======== Excerpted records
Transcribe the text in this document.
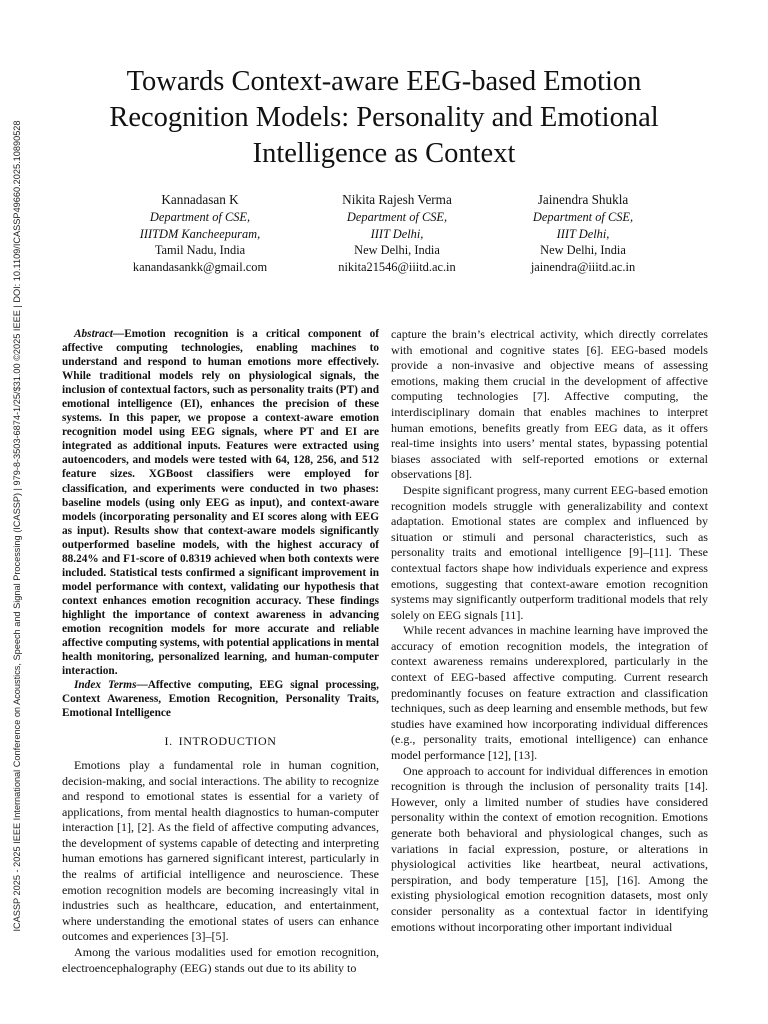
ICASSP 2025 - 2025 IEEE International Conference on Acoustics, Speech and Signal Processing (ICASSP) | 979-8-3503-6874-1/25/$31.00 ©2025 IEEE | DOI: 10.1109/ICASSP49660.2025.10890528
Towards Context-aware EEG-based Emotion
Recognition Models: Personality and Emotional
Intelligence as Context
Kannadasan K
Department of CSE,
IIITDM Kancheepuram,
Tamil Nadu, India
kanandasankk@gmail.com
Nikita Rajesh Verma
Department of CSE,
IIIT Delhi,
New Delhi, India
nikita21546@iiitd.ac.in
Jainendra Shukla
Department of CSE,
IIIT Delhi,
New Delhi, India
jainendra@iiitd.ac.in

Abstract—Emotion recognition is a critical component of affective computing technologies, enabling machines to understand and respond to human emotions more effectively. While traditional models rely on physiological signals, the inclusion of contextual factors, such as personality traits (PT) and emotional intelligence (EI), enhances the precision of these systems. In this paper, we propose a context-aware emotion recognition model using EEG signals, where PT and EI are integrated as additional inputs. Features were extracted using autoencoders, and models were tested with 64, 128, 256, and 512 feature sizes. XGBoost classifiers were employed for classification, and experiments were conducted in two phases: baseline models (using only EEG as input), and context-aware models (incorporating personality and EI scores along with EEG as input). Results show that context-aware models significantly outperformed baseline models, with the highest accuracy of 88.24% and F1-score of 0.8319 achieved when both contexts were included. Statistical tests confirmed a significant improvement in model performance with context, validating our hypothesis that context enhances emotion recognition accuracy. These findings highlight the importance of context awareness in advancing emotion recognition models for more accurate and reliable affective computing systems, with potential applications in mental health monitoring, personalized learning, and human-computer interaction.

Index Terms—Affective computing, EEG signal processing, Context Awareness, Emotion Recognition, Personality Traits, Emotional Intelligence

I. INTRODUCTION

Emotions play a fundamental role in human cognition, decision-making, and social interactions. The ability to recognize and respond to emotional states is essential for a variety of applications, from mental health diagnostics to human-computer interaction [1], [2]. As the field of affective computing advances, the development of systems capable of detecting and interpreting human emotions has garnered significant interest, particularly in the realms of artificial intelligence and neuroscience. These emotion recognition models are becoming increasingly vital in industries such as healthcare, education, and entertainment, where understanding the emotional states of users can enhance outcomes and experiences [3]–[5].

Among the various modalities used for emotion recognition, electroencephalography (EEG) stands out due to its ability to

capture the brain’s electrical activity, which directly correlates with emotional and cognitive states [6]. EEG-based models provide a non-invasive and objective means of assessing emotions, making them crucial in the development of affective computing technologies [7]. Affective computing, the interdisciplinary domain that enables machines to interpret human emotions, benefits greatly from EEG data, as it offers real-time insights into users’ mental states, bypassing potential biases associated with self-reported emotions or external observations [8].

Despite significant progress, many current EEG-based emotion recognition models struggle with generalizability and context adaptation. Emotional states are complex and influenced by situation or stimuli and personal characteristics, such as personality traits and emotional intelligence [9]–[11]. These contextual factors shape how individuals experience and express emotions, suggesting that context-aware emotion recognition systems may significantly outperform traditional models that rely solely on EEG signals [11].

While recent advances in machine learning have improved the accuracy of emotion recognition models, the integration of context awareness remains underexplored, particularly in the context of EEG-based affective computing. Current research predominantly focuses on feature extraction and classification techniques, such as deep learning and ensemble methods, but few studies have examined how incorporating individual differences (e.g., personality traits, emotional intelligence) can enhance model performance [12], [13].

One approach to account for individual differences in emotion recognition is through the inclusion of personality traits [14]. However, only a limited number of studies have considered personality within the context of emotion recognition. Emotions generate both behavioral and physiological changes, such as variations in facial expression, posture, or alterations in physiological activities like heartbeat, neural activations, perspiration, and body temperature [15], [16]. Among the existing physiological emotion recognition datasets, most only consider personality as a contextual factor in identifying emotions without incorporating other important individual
================
======== Excerpted records
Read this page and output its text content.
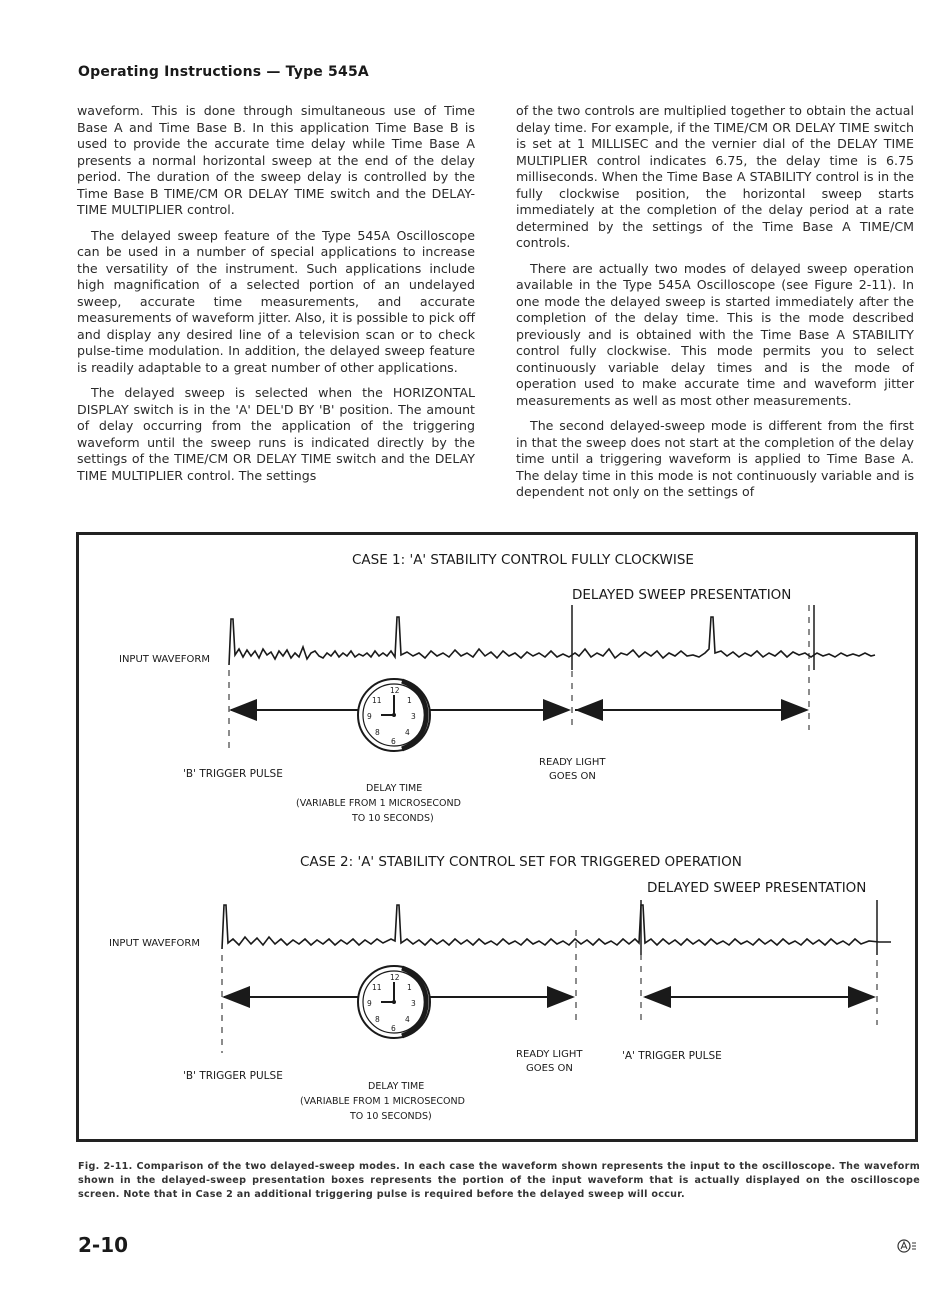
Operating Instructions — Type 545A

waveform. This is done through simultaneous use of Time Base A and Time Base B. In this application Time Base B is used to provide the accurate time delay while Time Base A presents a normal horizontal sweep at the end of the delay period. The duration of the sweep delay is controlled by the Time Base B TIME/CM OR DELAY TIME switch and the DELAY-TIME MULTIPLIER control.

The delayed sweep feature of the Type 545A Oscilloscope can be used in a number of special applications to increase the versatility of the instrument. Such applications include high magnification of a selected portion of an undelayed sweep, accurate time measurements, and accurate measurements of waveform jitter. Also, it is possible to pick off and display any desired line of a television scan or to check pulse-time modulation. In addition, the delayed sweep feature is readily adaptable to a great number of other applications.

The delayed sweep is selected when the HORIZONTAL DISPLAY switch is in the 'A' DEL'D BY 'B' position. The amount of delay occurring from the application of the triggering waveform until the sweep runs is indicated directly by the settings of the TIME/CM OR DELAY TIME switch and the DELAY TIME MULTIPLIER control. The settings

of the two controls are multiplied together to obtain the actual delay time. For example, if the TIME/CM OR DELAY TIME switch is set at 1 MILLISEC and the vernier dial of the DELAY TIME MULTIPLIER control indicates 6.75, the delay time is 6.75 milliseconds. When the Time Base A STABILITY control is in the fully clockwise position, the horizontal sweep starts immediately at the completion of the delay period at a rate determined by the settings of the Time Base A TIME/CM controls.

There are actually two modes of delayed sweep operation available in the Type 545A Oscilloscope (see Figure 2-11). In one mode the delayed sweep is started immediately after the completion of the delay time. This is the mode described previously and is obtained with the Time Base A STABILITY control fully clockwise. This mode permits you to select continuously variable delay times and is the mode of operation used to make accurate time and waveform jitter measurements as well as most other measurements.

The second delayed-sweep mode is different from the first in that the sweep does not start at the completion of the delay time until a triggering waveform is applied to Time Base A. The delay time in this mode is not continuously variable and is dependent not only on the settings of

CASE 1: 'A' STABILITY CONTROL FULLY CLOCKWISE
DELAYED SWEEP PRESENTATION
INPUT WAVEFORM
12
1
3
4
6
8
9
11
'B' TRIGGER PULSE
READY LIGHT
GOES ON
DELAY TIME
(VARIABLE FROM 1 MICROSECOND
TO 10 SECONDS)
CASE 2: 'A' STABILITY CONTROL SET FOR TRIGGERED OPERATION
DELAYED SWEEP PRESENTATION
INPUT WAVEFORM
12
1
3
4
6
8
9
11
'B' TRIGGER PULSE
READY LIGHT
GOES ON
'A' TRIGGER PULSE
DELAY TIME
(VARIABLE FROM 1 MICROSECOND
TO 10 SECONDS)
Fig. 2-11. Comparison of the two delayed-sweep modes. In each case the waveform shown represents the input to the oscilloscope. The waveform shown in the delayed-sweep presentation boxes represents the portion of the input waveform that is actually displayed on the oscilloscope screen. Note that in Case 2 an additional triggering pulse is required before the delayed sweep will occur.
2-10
================
======== Excerpted records
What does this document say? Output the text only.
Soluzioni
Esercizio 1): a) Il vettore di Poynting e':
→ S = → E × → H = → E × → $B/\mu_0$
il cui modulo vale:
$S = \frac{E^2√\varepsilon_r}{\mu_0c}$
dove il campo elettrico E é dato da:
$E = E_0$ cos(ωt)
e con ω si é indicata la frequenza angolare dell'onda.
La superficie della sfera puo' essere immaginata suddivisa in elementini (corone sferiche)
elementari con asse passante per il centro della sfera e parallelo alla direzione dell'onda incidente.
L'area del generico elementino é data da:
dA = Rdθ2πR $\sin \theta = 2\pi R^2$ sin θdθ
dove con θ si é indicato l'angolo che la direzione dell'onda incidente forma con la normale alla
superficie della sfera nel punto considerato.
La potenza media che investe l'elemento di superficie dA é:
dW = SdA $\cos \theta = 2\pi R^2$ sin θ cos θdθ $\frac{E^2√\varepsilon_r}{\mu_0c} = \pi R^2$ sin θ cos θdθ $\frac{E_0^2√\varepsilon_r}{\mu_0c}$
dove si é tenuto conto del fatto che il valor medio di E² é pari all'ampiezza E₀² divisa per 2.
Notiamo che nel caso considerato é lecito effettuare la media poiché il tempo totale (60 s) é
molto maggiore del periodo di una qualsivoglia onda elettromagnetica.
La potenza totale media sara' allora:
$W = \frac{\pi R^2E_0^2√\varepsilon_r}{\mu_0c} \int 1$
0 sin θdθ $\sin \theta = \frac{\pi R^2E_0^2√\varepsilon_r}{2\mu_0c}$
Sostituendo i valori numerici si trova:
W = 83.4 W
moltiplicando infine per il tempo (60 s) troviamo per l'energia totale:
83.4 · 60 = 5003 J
================
• Exercise aim
Read through the data and copy every line where "della" shows up.

• Solution below
La superficie della sfera puo' essere immaginata suddivisa in elementini (corone sferiche)
elementari con asse passante per il centro della sfera e parallelo alla direzione dell'onda incidente.
superficie della sfera nel punto considerato.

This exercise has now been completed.